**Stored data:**

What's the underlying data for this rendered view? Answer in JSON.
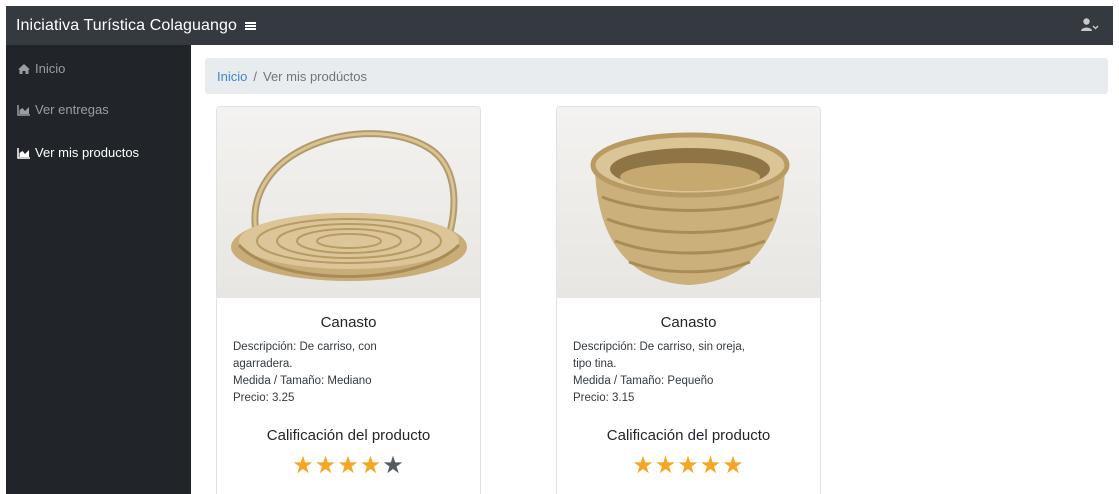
{
  "app": {
    "title": "Iniciativa Turística Colaguango"
  },
  "sidebar": {
    "items": [
      {
        "label": "Inicio",
        "icon": "home-icon",
        "active": false
      },
      {
        "label": "Ver entregas",
        "icon": "area-chart-icon",
        "active": false
      },
      {
        "label": "Ver mis productos",
        "icon": "area-chart-icon",
        "active": true
      }
    ]
  },
  "breadcrumb": {
    "home": "Inicio",
    "separator": "/",
    "current": "Ver mis prodúctos"
  },
  "products": [
    {
      "name": "Canasto",
      "description": "Descripción: De carriso, con agarradera.",
      "size": "Medida / Tamaño: Mediano",
      "price": "Precio: 3.25",
      "rating_title": "Calificación del producto",
      "rating": 4,
      "rating_max": 5,
      "image": "basket-with-handle"
    },
    {
      "name": "Canasto",
      "description": "Descripción: De carriso, sin oreja, tipo tina.",
      "size": "Medida / Tamaño: Pequeño",
      "price": "Precio: 3.15",
      "rating_title": "Calificación del producto",
      "rating": 5,
      "rating_max": 5,
      "image": "tub-basket"
    }
  ],
  "colors": {
    "topbar": "#343a40",
    "sidebar": "#212529",
    "link": "#3f84c9",
    "star": "#f5a623"
  }
}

**WHAT THE TASK REQUIRES:**
Gather from the data above every line with the string "label".

**THE COMPLETED TASK:**
        "label": "Inicio",
        "label": "Ver entregas",
        "label": "Ver mis productos",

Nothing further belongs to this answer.